Extract every line that contains the string "생산량과".

-- start --

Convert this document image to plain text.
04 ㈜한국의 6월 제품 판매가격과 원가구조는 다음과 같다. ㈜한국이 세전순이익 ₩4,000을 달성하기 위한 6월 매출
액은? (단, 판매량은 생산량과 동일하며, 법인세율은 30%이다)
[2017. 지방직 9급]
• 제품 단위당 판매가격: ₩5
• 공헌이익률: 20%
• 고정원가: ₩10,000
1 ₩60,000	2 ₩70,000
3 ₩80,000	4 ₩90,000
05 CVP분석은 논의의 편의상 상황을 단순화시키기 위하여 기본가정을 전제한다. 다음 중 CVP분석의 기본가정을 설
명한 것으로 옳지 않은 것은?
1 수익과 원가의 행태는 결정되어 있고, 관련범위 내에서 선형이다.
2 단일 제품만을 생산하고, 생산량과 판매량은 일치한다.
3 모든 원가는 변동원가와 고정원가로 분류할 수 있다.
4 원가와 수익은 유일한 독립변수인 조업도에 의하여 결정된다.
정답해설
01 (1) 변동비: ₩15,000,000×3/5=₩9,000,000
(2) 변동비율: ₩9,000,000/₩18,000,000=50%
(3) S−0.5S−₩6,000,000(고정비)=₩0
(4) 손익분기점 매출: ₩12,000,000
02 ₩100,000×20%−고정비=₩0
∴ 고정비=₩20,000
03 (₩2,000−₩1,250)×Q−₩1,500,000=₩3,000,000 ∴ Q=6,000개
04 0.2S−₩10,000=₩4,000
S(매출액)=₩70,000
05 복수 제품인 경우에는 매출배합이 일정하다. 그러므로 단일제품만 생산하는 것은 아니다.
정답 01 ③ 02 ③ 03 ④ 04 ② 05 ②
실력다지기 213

-- end --

PROBLEM SOLUTION
액은? (단, 판매량은 생산량과 동일하며, 법인세율은 30%이다)
2 단일 제품만을 생산하고, 생산량과 판매량은 일치한다.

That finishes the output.